## AIM
Which lines below hold the word "only"? Report each one.

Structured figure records
○ ○ ○ ○ ○
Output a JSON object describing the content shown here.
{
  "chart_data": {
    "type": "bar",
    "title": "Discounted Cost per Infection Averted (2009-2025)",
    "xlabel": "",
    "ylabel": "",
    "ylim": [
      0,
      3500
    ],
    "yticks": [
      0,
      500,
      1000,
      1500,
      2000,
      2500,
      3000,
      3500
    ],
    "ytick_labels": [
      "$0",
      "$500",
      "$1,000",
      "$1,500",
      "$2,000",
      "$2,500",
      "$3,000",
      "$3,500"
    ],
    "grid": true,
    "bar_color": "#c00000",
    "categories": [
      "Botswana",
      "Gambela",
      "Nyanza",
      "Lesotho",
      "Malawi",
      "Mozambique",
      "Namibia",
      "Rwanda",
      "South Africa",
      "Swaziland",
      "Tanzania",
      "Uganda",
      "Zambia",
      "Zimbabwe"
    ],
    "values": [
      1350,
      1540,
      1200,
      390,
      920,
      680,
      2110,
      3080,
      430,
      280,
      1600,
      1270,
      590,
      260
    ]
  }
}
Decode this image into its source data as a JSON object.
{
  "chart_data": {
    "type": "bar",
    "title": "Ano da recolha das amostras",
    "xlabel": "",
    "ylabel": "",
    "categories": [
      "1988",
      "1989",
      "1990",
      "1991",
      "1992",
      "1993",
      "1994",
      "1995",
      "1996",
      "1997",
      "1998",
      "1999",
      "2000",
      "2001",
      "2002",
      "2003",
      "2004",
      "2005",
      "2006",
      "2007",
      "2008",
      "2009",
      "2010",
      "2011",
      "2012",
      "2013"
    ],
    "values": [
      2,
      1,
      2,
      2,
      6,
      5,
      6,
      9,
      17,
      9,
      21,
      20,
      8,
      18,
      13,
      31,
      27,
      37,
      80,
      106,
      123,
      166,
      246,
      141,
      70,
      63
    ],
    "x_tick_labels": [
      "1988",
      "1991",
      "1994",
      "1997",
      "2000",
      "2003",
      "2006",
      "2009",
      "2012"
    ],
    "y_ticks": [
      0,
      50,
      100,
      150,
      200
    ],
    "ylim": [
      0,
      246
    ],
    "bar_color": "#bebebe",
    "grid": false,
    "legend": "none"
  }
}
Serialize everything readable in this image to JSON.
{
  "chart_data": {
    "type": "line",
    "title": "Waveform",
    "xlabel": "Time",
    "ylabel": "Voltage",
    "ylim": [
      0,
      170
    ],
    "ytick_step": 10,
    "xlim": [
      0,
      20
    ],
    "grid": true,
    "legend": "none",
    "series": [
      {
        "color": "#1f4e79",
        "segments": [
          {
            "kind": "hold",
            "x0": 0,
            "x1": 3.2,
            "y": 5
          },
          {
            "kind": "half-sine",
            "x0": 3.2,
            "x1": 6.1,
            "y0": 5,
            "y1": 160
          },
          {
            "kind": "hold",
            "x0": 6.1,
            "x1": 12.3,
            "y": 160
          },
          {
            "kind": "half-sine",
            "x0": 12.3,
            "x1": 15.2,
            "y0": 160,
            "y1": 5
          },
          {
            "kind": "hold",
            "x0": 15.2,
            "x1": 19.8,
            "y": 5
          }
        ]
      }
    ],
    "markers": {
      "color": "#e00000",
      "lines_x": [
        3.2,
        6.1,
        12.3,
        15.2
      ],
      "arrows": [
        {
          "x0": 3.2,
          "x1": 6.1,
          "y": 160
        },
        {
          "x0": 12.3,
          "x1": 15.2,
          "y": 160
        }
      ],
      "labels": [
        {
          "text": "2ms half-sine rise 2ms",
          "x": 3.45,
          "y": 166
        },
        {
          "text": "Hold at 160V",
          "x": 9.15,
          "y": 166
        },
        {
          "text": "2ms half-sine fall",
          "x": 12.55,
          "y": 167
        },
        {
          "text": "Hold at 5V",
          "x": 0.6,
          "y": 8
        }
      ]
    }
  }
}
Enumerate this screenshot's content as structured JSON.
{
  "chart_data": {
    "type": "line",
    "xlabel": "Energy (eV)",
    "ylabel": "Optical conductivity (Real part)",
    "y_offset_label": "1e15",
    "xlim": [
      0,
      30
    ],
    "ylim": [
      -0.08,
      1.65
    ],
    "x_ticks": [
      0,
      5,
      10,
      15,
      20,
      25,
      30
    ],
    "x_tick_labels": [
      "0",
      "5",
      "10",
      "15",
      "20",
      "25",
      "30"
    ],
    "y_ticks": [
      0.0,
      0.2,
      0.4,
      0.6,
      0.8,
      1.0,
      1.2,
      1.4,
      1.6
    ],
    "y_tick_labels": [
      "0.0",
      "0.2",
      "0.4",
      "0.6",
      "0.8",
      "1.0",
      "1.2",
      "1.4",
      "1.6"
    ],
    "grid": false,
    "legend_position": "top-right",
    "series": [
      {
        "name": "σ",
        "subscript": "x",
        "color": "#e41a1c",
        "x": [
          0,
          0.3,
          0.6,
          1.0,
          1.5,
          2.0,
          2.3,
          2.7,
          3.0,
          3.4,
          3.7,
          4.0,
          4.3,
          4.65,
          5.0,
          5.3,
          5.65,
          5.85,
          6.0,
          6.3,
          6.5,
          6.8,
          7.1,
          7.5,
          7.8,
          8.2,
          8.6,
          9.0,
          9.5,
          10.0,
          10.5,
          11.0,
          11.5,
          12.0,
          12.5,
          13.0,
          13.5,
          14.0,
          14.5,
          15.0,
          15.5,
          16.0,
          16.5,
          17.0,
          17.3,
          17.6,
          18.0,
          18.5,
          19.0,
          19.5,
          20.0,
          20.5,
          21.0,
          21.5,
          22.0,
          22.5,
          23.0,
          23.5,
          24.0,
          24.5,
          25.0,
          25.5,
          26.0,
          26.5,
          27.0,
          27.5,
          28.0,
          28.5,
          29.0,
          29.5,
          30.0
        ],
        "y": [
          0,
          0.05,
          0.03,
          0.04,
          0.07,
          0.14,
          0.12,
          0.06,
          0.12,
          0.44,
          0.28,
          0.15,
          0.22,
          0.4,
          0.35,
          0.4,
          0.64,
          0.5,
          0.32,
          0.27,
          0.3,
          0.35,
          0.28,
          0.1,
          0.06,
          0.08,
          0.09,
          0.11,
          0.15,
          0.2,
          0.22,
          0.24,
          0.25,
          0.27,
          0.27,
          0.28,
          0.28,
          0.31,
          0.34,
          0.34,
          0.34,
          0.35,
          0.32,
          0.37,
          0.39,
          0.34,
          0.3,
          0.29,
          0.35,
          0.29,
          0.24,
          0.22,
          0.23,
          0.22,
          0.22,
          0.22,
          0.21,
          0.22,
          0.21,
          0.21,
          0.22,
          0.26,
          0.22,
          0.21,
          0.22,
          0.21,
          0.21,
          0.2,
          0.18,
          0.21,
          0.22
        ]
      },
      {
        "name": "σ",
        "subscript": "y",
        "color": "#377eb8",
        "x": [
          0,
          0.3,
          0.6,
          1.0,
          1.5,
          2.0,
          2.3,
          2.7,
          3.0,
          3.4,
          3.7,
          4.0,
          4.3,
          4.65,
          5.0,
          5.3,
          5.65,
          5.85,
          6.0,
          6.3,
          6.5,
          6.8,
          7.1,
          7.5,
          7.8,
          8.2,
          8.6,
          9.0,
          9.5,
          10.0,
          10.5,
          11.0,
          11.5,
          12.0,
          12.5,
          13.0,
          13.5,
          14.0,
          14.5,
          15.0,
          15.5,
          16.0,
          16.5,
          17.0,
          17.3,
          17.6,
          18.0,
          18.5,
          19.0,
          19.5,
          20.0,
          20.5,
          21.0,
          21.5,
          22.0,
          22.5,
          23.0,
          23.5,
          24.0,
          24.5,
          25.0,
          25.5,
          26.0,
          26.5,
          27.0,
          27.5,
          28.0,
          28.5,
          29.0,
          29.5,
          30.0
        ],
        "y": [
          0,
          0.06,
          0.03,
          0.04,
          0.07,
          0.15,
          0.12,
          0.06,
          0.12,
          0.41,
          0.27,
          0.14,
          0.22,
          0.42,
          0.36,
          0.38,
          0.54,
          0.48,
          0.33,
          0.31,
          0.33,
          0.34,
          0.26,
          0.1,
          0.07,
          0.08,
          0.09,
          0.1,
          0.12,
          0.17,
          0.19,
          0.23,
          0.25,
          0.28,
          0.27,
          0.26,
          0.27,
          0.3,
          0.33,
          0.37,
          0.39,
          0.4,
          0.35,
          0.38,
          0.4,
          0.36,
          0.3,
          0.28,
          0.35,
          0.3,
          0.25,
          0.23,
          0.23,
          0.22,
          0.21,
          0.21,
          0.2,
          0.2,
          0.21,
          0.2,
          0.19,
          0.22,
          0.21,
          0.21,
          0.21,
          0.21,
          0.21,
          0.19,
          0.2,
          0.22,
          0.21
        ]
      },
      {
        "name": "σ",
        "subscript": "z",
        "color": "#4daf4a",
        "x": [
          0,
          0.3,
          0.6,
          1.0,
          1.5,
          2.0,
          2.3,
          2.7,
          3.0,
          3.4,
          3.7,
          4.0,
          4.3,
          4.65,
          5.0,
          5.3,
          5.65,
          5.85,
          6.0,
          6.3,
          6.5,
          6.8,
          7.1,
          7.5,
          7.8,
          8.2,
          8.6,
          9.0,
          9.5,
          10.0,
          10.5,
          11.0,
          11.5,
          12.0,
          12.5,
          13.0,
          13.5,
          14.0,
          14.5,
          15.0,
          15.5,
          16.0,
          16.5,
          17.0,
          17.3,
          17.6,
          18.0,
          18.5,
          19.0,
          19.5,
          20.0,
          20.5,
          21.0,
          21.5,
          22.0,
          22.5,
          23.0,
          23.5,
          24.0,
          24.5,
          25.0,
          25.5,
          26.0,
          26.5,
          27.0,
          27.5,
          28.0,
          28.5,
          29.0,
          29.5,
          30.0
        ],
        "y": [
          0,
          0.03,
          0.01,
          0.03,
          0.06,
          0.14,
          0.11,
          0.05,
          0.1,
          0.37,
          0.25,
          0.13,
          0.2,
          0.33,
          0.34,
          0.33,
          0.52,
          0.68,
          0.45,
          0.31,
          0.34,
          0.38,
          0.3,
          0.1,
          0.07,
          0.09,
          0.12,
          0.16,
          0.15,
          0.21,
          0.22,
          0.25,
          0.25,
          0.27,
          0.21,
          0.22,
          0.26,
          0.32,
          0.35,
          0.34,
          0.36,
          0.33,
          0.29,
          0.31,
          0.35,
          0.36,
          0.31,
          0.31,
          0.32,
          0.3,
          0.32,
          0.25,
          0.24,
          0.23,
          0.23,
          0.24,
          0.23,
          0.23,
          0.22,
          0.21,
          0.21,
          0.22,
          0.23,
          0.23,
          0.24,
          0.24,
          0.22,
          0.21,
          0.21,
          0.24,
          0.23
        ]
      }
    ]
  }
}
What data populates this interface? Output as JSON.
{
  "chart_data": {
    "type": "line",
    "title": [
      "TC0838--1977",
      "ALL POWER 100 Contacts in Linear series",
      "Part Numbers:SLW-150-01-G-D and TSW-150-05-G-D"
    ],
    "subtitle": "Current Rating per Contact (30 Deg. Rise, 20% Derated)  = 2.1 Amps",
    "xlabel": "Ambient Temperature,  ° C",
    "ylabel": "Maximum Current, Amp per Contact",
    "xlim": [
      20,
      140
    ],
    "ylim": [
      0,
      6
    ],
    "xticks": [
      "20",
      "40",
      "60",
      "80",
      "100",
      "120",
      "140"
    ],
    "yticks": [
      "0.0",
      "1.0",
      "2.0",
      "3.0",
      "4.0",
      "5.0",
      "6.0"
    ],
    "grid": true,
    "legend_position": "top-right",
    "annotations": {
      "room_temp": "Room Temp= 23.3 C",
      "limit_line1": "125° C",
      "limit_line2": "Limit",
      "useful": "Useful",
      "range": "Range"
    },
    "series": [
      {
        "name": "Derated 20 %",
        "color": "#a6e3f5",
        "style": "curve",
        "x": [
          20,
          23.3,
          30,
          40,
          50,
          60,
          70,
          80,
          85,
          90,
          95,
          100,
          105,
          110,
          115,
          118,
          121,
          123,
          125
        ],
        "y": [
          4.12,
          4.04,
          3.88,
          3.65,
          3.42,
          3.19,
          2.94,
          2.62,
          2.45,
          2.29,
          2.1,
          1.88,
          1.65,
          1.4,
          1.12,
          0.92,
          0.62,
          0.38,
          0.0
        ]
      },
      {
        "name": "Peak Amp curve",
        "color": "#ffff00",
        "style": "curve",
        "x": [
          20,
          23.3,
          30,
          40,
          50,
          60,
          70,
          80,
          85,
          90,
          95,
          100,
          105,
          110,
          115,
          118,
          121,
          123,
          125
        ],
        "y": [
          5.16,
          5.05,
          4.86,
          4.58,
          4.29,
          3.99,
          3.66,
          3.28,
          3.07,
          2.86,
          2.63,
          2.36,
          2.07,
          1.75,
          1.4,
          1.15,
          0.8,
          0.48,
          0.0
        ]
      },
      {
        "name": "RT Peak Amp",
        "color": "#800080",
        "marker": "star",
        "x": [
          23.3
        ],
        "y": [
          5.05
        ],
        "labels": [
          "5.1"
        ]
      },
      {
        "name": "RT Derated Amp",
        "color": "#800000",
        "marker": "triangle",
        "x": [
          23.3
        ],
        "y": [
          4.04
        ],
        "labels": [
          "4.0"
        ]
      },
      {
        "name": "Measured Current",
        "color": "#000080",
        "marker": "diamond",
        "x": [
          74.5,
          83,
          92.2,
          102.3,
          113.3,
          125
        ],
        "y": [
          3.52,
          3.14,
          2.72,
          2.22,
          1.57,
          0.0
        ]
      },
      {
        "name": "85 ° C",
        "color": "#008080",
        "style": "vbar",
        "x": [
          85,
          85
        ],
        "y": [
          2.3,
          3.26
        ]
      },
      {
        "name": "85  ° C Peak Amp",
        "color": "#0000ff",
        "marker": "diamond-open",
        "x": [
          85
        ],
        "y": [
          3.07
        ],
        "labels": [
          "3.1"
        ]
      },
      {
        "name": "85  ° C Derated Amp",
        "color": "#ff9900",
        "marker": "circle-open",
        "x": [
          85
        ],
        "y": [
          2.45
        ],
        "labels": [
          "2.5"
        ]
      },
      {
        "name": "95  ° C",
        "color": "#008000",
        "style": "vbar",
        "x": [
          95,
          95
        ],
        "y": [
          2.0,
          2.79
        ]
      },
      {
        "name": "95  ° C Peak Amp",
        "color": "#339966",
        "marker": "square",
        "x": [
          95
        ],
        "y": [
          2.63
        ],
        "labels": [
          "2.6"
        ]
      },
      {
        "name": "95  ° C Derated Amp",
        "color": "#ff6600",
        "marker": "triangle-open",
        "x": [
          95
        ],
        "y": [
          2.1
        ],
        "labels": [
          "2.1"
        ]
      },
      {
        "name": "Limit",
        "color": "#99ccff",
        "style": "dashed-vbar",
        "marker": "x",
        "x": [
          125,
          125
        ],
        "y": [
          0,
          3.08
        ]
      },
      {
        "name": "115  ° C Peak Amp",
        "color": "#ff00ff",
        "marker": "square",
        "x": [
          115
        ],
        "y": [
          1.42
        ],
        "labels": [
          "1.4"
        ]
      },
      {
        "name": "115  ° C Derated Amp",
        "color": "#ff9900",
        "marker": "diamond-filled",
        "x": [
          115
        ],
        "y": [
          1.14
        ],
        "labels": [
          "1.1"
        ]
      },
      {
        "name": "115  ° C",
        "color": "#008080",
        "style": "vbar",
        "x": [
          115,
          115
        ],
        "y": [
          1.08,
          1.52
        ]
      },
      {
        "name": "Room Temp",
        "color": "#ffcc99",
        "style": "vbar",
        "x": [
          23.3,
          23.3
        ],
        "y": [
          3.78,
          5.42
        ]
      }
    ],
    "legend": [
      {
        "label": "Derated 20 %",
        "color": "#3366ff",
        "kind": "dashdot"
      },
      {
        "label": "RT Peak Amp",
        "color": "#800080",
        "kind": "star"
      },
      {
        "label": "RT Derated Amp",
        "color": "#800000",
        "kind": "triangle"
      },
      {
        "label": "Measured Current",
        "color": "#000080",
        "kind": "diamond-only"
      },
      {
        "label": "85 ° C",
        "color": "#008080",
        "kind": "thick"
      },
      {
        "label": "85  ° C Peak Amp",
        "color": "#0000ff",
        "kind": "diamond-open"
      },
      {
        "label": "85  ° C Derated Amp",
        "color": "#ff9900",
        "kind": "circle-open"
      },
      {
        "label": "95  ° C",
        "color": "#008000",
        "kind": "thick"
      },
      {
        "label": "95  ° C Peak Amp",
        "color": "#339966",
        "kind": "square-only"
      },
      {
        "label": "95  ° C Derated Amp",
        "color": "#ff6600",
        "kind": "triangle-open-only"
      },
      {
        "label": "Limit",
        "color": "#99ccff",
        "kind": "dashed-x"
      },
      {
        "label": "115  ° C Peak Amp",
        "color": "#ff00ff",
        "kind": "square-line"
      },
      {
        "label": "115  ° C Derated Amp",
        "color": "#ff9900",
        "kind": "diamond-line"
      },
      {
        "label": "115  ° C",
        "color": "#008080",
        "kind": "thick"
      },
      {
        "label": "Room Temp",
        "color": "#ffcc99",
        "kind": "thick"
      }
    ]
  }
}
○ ○ ○ ○ ○
## EXERCISE SOLUTION
        "kind": "diamond-only"
        "kind": "square-only"
        "kind": "triangle-open-only"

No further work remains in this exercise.